>>>>>

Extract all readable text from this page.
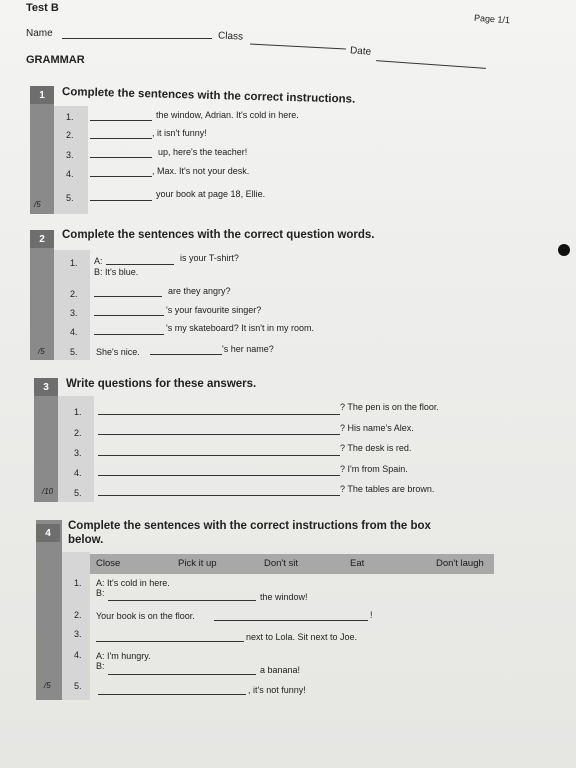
Test B
Page 1/1
Name	Class
Date
GRAMMAR
1	Complete the sentences with the correct instructions.
/5
1.	the window, Adrian. It's cold in here.
2.	, it isn't funny!
3.	up, here's the teacher!
4.	, Max. It's not your desk.
5.	your book at page 18, Ellie.
2	Complete the sentences with the correct question words.
/5
1. A:	is your T-shirt?
B: It's blue.
2.	are they angry?
3.	's your favourite singer?
4.	's my skateboard? It isn't in my room.
5. She's nice.	's her name?
3	Write questions for these answers.
/10
1.	? The pen is on the floor.
2.	? His name's Alex.
3.	? The desk is red.
4.	? I'm from Spain.
5.	? The tables are brown.
4
Complete the sentences with the correct instructions from the box
below.
/5
Close	Pick it up	Don't sit	Eat	Don't laugh
1. A: It's cold in here.
B:	the window!
2. Your book is on the floor.	!
3.	next to Lola. Sit next to Joe.
4. A: I'm hungry.
B:	a banana!
5.	, it's not funny!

<<<<<

● **Set problem**
Gather from the records above every line containing the string "book".

● **Output below**
5.	your book at page 18, Ellie.
2. Your book is on the floor.	!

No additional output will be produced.